## SET TASK
Find the lines that contain the word "collect" and copy each one.

## DATA PROVIDED

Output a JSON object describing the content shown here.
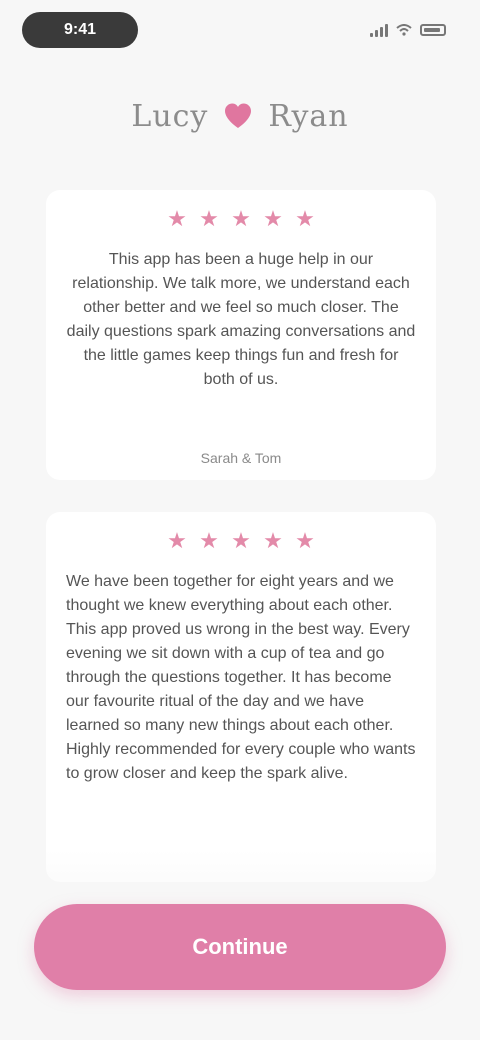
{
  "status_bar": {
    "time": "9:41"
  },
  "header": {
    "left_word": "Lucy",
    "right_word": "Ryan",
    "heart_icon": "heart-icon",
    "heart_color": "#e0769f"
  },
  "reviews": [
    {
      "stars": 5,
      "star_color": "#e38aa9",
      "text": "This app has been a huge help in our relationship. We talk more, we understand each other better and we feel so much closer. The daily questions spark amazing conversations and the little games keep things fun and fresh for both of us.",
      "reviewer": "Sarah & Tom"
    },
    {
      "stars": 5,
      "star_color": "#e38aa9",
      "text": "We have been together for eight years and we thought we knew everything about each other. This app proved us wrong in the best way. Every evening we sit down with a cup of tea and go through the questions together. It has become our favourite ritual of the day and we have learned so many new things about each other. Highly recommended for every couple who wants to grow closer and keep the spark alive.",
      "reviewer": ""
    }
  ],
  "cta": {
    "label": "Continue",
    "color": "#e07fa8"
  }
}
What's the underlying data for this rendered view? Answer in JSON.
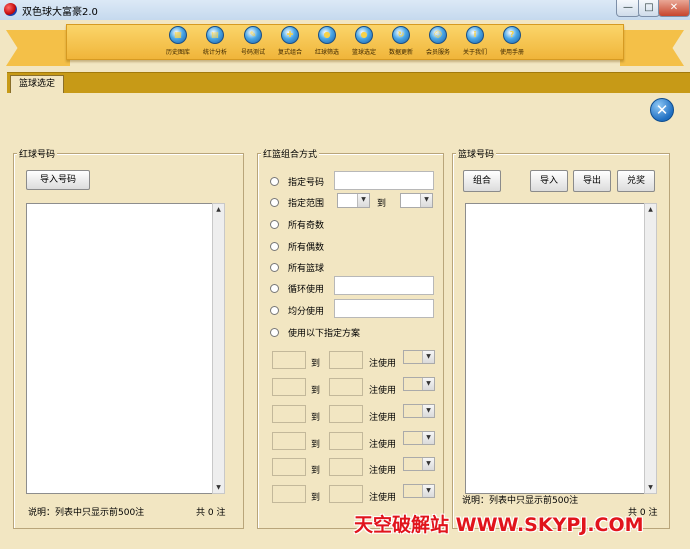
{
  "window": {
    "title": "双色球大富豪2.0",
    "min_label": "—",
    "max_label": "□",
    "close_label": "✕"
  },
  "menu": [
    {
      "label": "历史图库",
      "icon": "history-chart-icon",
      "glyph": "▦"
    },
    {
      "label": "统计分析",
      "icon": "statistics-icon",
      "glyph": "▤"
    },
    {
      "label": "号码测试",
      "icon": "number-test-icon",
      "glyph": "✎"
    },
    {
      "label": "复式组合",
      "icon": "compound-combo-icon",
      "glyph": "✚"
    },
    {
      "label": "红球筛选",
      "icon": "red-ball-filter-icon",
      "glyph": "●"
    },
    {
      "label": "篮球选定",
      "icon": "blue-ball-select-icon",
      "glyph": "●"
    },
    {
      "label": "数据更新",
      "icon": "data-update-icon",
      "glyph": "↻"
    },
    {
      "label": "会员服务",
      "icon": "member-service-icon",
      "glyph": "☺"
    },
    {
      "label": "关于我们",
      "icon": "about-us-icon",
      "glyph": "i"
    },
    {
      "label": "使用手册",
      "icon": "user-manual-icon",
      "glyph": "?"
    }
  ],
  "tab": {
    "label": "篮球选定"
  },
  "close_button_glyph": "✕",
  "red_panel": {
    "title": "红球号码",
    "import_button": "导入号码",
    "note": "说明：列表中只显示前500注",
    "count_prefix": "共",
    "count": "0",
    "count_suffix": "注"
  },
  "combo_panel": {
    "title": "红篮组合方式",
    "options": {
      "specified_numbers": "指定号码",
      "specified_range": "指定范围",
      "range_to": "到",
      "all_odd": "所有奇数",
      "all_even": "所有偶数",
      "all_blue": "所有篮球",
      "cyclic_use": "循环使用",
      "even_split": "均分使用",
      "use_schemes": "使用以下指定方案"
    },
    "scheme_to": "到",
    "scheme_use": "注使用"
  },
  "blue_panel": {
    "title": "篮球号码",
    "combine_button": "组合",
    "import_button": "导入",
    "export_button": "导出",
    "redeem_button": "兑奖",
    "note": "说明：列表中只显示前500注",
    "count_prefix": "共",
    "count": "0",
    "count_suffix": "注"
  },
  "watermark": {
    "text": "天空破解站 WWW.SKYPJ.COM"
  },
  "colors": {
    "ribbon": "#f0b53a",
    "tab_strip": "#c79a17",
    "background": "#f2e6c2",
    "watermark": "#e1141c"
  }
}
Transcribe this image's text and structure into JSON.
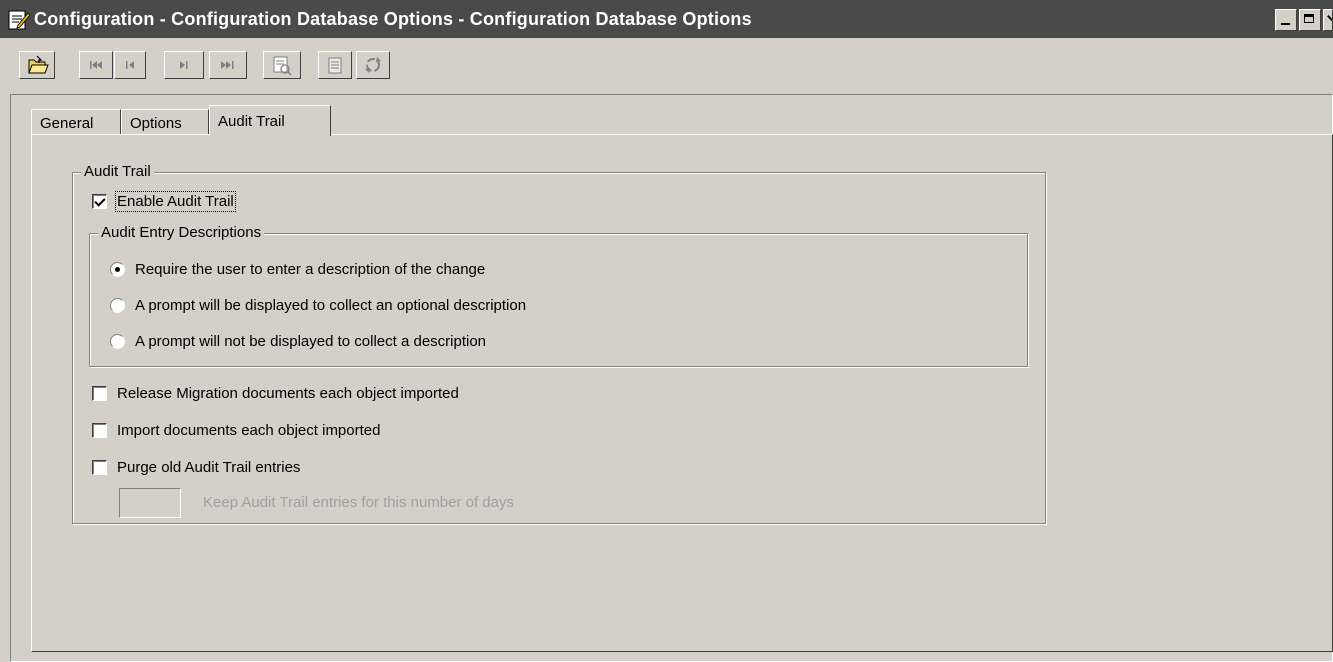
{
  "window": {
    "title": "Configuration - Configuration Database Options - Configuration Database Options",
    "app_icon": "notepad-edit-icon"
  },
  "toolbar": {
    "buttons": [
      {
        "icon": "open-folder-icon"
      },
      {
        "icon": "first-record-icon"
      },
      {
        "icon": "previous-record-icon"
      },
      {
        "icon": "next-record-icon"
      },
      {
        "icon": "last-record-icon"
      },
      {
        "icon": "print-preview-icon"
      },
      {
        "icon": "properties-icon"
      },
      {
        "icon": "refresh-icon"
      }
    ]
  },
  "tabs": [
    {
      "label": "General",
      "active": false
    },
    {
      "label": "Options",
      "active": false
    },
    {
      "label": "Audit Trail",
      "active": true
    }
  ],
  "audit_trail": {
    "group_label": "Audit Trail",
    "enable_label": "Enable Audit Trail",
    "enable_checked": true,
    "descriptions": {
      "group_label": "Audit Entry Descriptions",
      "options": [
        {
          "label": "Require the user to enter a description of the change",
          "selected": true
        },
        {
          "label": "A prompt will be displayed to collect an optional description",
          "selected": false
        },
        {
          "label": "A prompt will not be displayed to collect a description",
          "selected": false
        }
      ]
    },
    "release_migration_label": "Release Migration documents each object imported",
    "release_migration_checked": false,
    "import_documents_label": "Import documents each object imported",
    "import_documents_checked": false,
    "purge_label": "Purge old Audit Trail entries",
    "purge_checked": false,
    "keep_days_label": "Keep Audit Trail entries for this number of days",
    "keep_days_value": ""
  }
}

## RESULT
          "label": "A prompt will be displayed to collect an optional description",
          "label": "A prompt will not be displayed to collect a description",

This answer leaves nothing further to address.